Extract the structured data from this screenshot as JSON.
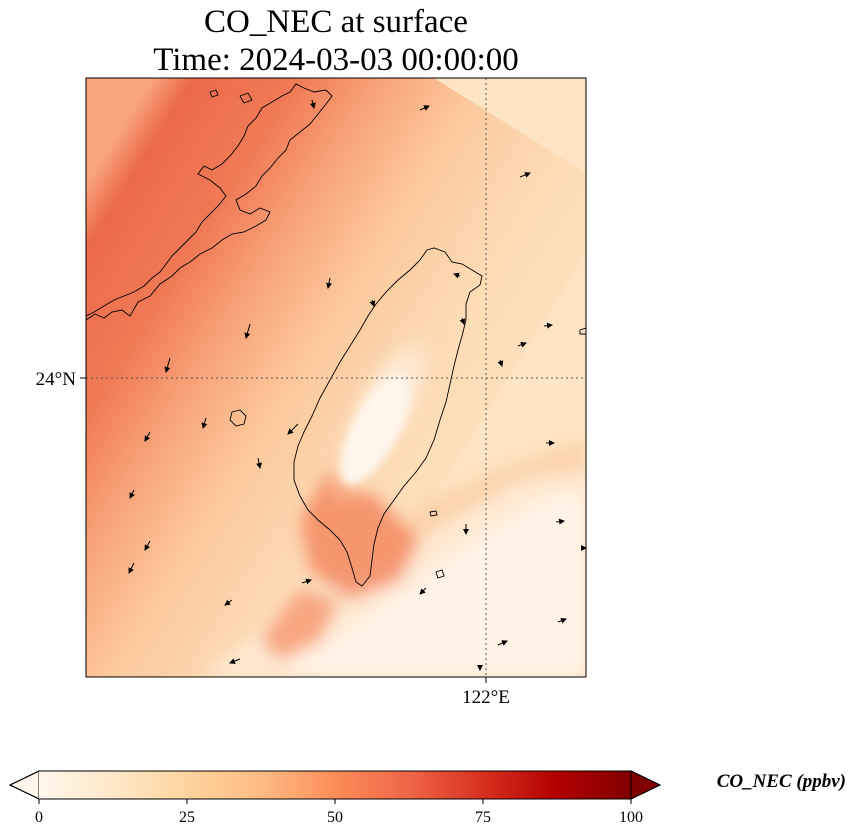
{
  "map": {
    "title_line1": "CO_NEC at surface",
    "title_line2": "Time: 2024-03-03 00:00:00",
    "lat_label": "24°N",
    "lon_label": "122°E",
    "field": "CO_NEC",
    "gridline_style": "dotted",
    "coastline_color": "#000000"
  },
  "colorbar": {
    "label": "CO_NEC (ppbv)",
    "ticks": [
      "0",
      "25",
      "50",
      "75",
      "100"
    ],
    "colormap": "OrRd",
    "extend": "both",
    "stops": [
      "#fff7ec",
      "#fdd49e",
      "#fc8d59",
      "#d7301f",
      "#7f0000"
    ]
  }
}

■ Aim ■
The records above are to be restated exactly, without their pictures.

■ Final result ■
Extract the structured data from this screenshot as JSON.
{
  "map": {
    "title_line1": "CO_NEC at surface",
    "title_line2": "Time: 2024-03-03 00:00:00",
    "lat_label": "24°N",
    "lon_label": "122°E",
    "field": "CO_NEC",
    "gridline_style": "dotted",
    "coastline_color": "#000000"
  },
  "colorbar": {
    "label": "CO_NEC (ppbv)",
    "ticks": [
      "0",
      "25",
      "50",
      "75",
      "100"
    ],
    "colormap": "OrRd",
    "extend": "both",
    "stops": [
      "#fff7ec",
      "#fdd49e",
      "#fc8d59",
      "#d7301f",
      "#7f0000"
    ]
  }
}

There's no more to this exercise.